◆ Directions for this task
Transcribe the records that follow exactly. Skip the pictures.
━━━ Supplied records
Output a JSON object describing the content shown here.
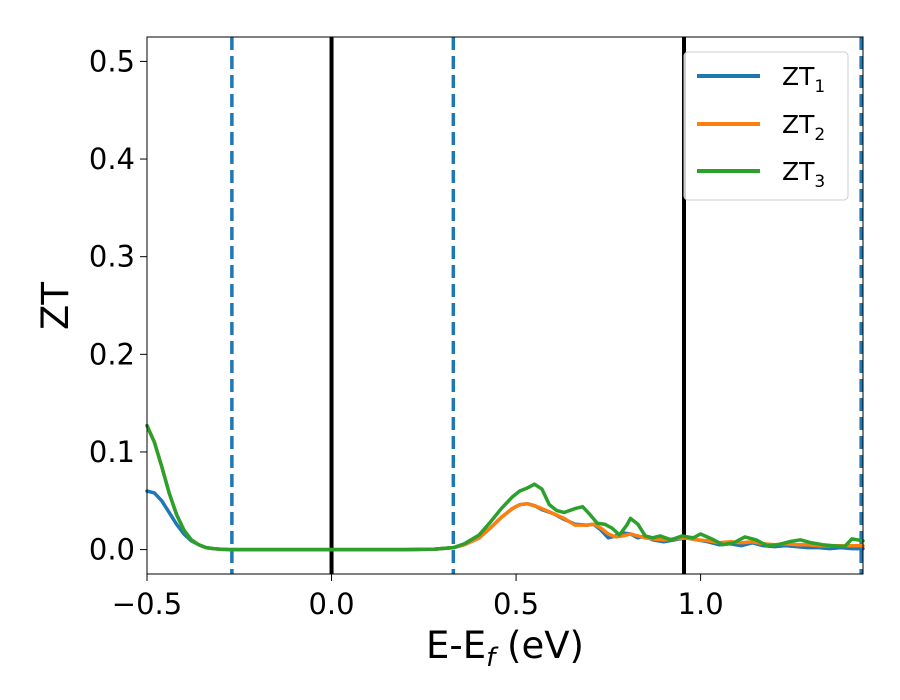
{
  "chart_data": {
    "type": "line",
    "xlabel": "E-E",
    "xlabel_subscript": "f",
    "xlabel_unit": " (eV)",
    "ylabel": "ZT",
    "xlim": [
      -0.5,
      1.44
    ],
    "ylim": [
      -0.025,
      0.525
    ],
    "grid": false,
    "legend_position": "top-right",
    "x_ticks": [
      -0.5,
      0.0,
      0.5,
      1.0
    ],
    "x_tick_labels": [
      "−0.5",
      "0.0",
      "0.5",
      "1.0"
    ],
    "y_ticks": [
      0.0,
      0.1,
      0.2,
      0.3,
      0.4,
      0.5
    ],
    "y_tick_labels": [
      "0.0",
      "0.1",
      "0.2",
      "0.3",
      "0.4",
      "0.5"
    ],
    "vertical_lines": [
      {
        "x": -0.27,
        "style": "dashed",
        "color": "#1f77b4"
      },
      {
        "x": 0.0,
        "style": "solid",
        "color": "#000000"
      },
      {
        "x": 0.33,
        "style": "dashed",
        "color": "#1f77b4"
      },
      {
        "x": 0.955,
        "style": "solid",
        "color": "#000000"
      },
      {
        "x": 1.435,
        "style": "dashed",
        "color": "#1f77b4"
      }
    ],
    "series": [
      {
        "name": "ZT",
        "subscript": "1",
        "color": "#1f77b4",
        "x": [
          -0.5,
          -0.48,
          -0.46,
          -0.44,
          -0.42,
          -0.4,
          -0.38,
          -0.36,
          -0.34,
          -0.32,
          -0.3,
          -0.28,
          -0.25,
          -0.2,
          -0.1,
          0.0,
          0.1,
          0.2,
          0.28,
          0.33,
          0.36,
          0.4,
          0.43,
          0.46,
          0.49,
          0.51,
          0.53,
          0.55,
          0.57,
          0.6,
          0.63,
          0.66,
          0.69,
          0.71,
          0.73,
          0.75,
          0.77,
          0.79,
          0.81,
          0.83,
          0.85,
          0.87,
          0.9,
          0.93,
          0.96,
          0.99,
          1.02,
          1.05,
          1.08,
          1.11,
          1.14,
          1.17,
          1.2,
          1.23,
          1.26,
          1.29,
          1.32,
          1.35,
          1.38,
          1.41,
          1.44
        ],
        "y": [
          0.06,
          0.058,
          0.05,
          0.038,
          0.026,
          0.016,
          0.009,
          0.005,
          0.002,
          0.001,
          0.0004,
          0.0001,
          0.0,
          0.0,
          0.0,
          0.0,
          0.0,
          0.0,
          0.0005,
          0.002,
          0.005,
          0.012,
          0.022,
          0.033,
          0.042,
          0.046,
          0.047,
          0.045,
          0.041,
          0.037,
          0.031,
          0.026,
          0.025,
          0.026,
          0.02,
          0.012,
          0.014,
          0.017,
          0.016,
          0.012,
          0.014,
          0.01,
          0.008,
          0.01,
          0.012,
          0.01,
          0.008,
          0.005,
          0.006,
          0.004,
          0.007,
          0.004,
          0.003,
          0.004,
          0.003,
          0.002,
          0.002,
          0.001,
          0.002,
          0.001,
          0.001
        ]
      },
      {
        "name": "ZT",
        "subscript": "2",
        "color": "#ff7f0e",
        "x": [
          -0.5,
          -0.48,
          -0.46,
          -0.44,
          -0.42,
          -0.4,
          -0.38,
          -0.36,
          -0.34,
          -0.32,
          -0.3,
          -0.28,
          -0.25,
          -0.2,
          -0.1,
          0.0,
          0.1,
          0.2,
          0.28,
          0.33,
          0.36,
          0.4,
          0.43,
          0.46,
          0.49,
          0.51,
          0.53,
          0.55,
          0.57,
          0.6,
          0.63,
          0.66,
          0.69,
          0.71,
          0.73,
          0.75,
          0.77,
          0.79,
          0.81,
          0.83,
          0.85,
          0.87,
          0.9,
          0.93,
          0.96,
          0.99,
          1.02,
          1.05,
          1.08,
          1.11,
          1.14,
          1.17,
          1.2,
          1.23,
          1.26,
          1.29,
          1.32,
          1.35,
          1.38,
          1.41,
          1.44
        ],
        "y": [
          0.127,
          0.11,
          0.085,
          0.058,
          0.036,
          0.02,
          0.01,
          0.005,
          0.002,
          0.001,
          0.0004,
          0.0001,
          0.0,
          0.0,
          0.0,
          0.0,
          0.0,
          0.0,
          0.0005,
          0.002,
          0.005,
          0.012,
          0.022,
          0.033,
          0.042,
          0.046,
          0.047,
          0.045,
          0.042,
          0.037,
          0.032,
          0.025,
          0.025,
          0.026,
          0.022,
          0.016,
          0.013,
          0.014,
          0.016,
          0.014,
          0.012,
          0.011,
          0.01,
          0.011,
          0.012,
          0.01,
          0.009,
          0.007,
          0.008,
          0.007,
          0.008,
          0.006,
          0.005,
          0.006,
          0.005,
          0.005,
          0.004,
          0.004,
          0.004,
          0.004,
          0.004
        ]
      },
      {
        "name": "ZT",
        "subscript": "3",
        "color": "#2ca02c",
        "x": [
          -0.5,
          -0.48,
          -0.46,
          -0.44,
          -0.42,
          -0.4,
          -0.38,
          -0.36,
          -0.34,
          -0.32,
          -0.3,
          -0.28,
          -0.25,
          -0.2,
          -0.1,
          0.0,
          0.1,
          0.2,
          0.28,
          0.33,
          0.36,
          0.4,
          0.43,
          0.46,
          0.49,
          0.51,
          0.53,
          0.55,
          0.57,
          0.59,
          0.61,
          0.63,
          0.66,
          0.68,
          0.7,
          0.72,
          0.74,
          0.76,
          0.78,
          0.8,
          0.81,
          0.83,
          0.85,
          0.87,
          0.89,
          0.92,
          0.95,
          0.98,
          1.0,
          1.03,
          1.06,
          1.09,
          1.12,
          1.15,
          1.18,
          1.21,
          1.24,
          1.27,
          1.3,
          1.33,
          1.36,
          1.39,
          1.41,
          1.44
        ],
        "y": [
          0.127,
          0.11,
          0.085,
          0.058,
          0.036,
          0.02,
          0.01,
          0.005,
          0.002,
          0.001,
          0.0004,
          0.0001,
          0.0,
          0.0,
          0.0,
          0.0,
          0.0,
          0.0,
          0.0005,
          0.002,
          0.006,
          0.015,
          0.028,
          0.042,
          0.054,
          0.06,
          0.063,
          0.067,
          0.062,
          0.046,
          0.04,
          0.038,
          0.042,
          0.044,
          0.036,
          0.027,
          0.026,
          0.022,
          0.015,
          0.025,
          0.032,
          0.026,
          0.014,
          0.012,
          0.014,
          0.01,
          0.014,
          0.012,
          0.016,
          0.011,
          0.005,
          0.007,
          0.013,
          0.01,
          0.004,
          0.005,
          0.008,
          0.01,
          0.007,
          0.005,
          0.004,
          0.003,
          0.011,
          0.009
        ]
      }
    ]
  }
}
━━━━━━
◆ Exercise solution
Output a JSON object describing the content shown here.
{
  "chart_data": {
    "type": "line",
    "xlabel": "E-E",
    "xlabel_subscript": "f",
    "xlabel_unit": " (eV)",
    "ylabel": "ZT",
    "xlim": [
      -0.5,
      1.44
    ],
    "ylim": [
      -0.025,
      0.525
    ],
    "grid": false,
    "legend_position": "top-right",
    "x_ticks": [
      -0.5,
      0.0,
      0.5,
      1.0
    ],
    "x_tick_labels": [
      "−0.5",
      "0.0",
      "0.5",
      "1.0"
    ],
    "y_ticks": [
      0.0,
      0.1,
      0.2,
      0.3,
      0.4,
      0.5
    ],
    "y_tick_labels": [
      "0.0",
      "0.1",
      "0.2",
      "0.3",
      "0.4",
      "0.5"
    ],
    "vertical_lines": [
      {
        "x": -0.27,
        "style": "dashed",
        "color": "#1f77b4"
      },
      {
        "x": 0.0,
        "style": "solid",
        "color": "#000000"
      },
      {
        "x": 0.33,
        "style": "dashed",
        "color": "#1f77b4"
      },
      {
        "x": 0.955,
        "style": "solid",
        "color": "#000000"
      },
      {
        "x": 1.435,
        "style": "dashed",
        "color": "#1f77b4"
      }
    ],
    "series": [
      {
        "name": "ZT",
        "subscript": "1",
        "color": "#1f77b4",
        "x": [
          -0.5,
          -0.48,
          -0.46,
          -0.44,
          -0.42,
          -0.4,
          -0.38,
          -0.36,
          -0.34,
          -0.32,
          -0.3,
          -0.28,
          -0.25,
          -0.2,
          -0.1,
          0.0,
          0.1,
          0.2,
          0.28,
          0.33,
          0.36,
          0.4,
          0.43,
          0.46,
          0.49,
          0.51,
          0.53,
          0.55,
          0.57,
          0.6,
          0.63,
          0.66,
          0.69,
          0.71,
          0.73,
          0.75,
          0.77,
          0.79,
          0.81,
          0.83,
          0.85,
          0.87,
          0.9,
          0.93,
          0.96,
          0.99,
          1.02,
          1.05,
          1.08,
          1.11,
          1.14,
          1.17,
          1.2,
          1.23,
          1.26,
          1.29,
          1.32,
          1.35,
          1.38,
          1.41,
          1.44
        ],
        "y": [
          0.06,
          0.058,
          0.05,
          0.038,
          0.026,
          0.016,
          0.009,
          0.005,
          0.002,
          0.001,
          0.0004,
          0.0001,
          0.0,
          0.0,
          0.0,
          0.0,
          0.0,
          0.0,
          0.0005,
          0.002,
          0.005,
          0.012,
          0.022,
          0.033,
          0.042,
          0.046,
          0.047,
          0.045,
          0.041,
          0.037,
          0.031,
          0.026,
          0.025,
          0.026,
          0.02,
          0.012,
          0.014,
          0.017,
          0.016,
          0.012,
          0.014,
          0.01,
          0.008,
          0.01,
          0.012,
          0.01,
          0.008,
          0.005,
          0.006,
          0.004,
          0.007,
          0.004,
          0.003,
          0.004,
          0.003,
          0.002,
          0.002,
          0.001,
          0.002,
          0.001,
          0.001
        ]
      },
      {
        "name": "ZT",
        "subscript": "2",
        "color": "#ff7f0e",
        "x": [
          -0.5,
          -0.48,
          -0.46,
          -0.44,
          -0.42,
          -0.4,
          -0.38,
          -0.36,
          -0.34,
          -0.32,
          -0.3,
          -0.28,
          -0.25,
          -0.2,
          -0.1,
          0.0,
          0.1,
          0.2,
          0.28,
          0.33,
          0.36,
          0.4,
          0.43,
          0.46,
          0.49,
          0.51,
          0.53,
          0.55,
          0.57,
          0.6,
          0.63,
          0.66,
          0.69,
          0.71,
          0.73,
          0.75,
          0.77,
          0.79,
          0.81,
          0.83,
          0.85,
          0.87,
          0.9,
          0.93,
          0.96,
          0.99,
          1.02,
          1.05,
          1.08,
          1.11,
          1.14,
          1.17,
          1.2,
          1.23,
          1.26,
          1.29,
          1.32,
          1.35,
          1.38,
          1.41,
          1.44
        ],
        "y": [
          0.127,
          0.11,
          0.085,
          0.058,
          0.036,
          0.02,
          0.01,
          0.005,
          0.002,
          0.001,
          0.0004,
          0.0001,
          0.0,
          0.0,
          0.0,
          0.0,
          0.0,
          0.0,
          0.0005,
          0.002,
          0.005,
          0.012,
          0.022,
          0.033,
          0.042,
          0.046,
          0.047,
          0.045,
          0.042,
          0.037,
          0.032,
          0.025,
          0.025,
          0.026,
          0.022,
          0.016,
          0.013,
          0.014,
          0.016,
          0.014,
          0.012,
          0.011,
          0.01,
          0.011,
          0.012,
          0.01,
          0.009,
          0.007,
          0.008,
          0.007,
          0.008,
          0.006,
          0.005,
          0.006,
          0.005,
          0.005,
          0.004,
          0.004,
          0.004,
          0.004,
          0.004
        ]
      },
      {
        "name": "ZT",
        "subscript": "3",
        "color": "#2ca02c",
        "x": [
          -0.5,
          -0.48,
          -0.46,
          -0.44,
          -0.42,
          -0.4,
          -0.38,
          -0.36,
          -0.34,
          -0.32,
          -0.3,
          -0.28,
          -0.25,
          -0.2,
          -0.1,
          0.0,
          0.1,
          0.2,
          0.28,
          0.33,
          0.36,
          0.4,
          0.43,
          0.46,
          0.49,
          0.51,
          0.53,
          0.55,
          0.57,
          0.59,
          0.61,
          0.63,
          0.66,
          0.68,
          0.7,
          0.72,
          0.74,
          0.76,
          0.78,
          0.8,
          0.81,
          0.83,
          0.85,
          0.87,
          0.89,
          0.92,
          0.95,
          0.98,
          1.0,
          1.03,
          1.06,
          1.09,
          1.12,
          1.15,
          1.18,
          1.21,
          1.24,
          1.27,
          1.3,
          1.33,
          1.36,
          1.39,
          1.41,
          1.44
        ],
        "y": [
          0.127,
          0.11,
          0.085,
          0.058,
          0.036,
          0.02,
          0.01,
          0.005,
          0.002,
          0.001,
          0.0004,
          0.0001,
          0.0,
          0.0,
          0.0,
          0.0,
          0.0,
          0.0,
          0.0005,
          0.002,
          0.006,
          0.015,
          0.028,
          0.042,
          0.054,
          0.06,
          0.063,
          0.067,
          0.062,
          0.046,
          0.04,
          0.038,
          0.042,
          0.044,
          0.036,
          0.027,
          0.026,
          0.022,
          0.015,
          0.025,
          0.032,
          0.026,
          0.014,
          0.012,
          0.014,
          0.01,
          0.014,
          0.012,
          0.016,
          0.011,
          0.005,
          0.007,
          0.013,
          0.01,
          0.004,
          0.005,
          0.008,
          0.01,
          0.007,
          0.005,
          0.004,
          0.003,
          0.011,
          0.009
        ]
      }
    ]
  }
}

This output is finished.